Data extracted from a collection:

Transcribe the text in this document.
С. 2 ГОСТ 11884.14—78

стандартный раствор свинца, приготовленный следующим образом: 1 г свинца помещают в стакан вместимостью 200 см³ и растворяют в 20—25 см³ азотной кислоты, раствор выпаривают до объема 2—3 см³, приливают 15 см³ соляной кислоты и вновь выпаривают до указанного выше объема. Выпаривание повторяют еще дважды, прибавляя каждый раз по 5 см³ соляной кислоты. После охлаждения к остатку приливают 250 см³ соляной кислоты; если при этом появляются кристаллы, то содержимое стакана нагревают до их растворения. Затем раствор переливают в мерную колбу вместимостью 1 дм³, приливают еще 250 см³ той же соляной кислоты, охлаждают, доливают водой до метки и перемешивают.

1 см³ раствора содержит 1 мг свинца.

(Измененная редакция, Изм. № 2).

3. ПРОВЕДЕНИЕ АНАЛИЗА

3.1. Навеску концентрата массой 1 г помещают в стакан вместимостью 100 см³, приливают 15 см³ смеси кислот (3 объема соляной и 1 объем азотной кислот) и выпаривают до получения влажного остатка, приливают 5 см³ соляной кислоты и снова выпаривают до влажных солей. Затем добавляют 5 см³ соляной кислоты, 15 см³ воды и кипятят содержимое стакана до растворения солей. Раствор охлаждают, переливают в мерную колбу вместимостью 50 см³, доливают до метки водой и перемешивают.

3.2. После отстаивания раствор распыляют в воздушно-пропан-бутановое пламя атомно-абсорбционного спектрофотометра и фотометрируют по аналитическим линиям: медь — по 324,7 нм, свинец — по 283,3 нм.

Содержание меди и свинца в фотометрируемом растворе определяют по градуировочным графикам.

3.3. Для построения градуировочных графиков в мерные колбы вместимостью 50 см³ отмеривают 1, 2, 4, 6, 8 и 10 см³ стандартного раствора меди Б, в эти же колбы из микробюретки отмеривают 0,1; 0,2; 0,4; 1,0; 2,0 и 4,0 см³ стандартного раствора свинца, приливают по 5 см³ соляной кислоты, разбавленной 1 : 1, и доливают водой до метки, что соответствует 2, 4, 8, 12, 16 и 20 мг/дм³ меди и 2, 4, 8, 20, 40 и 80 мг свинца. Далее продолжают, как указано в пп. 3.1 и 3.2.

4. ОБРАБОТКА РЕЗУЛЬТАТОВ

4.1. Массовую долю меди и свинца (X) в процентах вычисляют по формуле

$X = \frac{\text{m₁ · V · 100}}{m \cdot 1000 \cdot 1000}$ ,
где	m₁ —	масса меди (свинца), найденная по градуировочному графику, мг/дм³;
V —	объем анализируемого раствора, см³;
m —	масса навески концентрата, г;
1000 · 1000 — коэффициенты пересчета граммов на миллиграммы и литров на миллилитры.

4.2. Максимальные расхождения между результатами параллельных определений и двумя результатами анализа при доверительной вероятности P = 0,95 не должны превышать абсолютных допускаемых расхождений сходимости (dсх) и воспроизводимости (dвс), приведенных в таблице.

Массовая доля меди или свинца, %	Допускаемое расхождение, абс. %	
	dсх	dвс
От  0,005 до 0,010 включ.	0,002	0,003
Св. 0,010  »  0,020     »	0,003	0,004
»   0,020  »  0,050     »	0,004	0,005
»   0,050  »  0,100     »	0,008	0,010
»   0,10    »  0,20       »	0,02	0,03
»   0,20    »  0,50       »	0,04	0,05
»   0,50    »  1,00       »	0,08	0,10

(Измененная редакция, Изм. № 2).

**DIRECTIVE**. Find every line that has "масса" in it, then return those lines.

**EXERCISE RESPONSE**.
где	m₁ —	масса меди (свинца), найденная по градуировочному графику, мг/дм³;
m —	масса навески концентрата, г;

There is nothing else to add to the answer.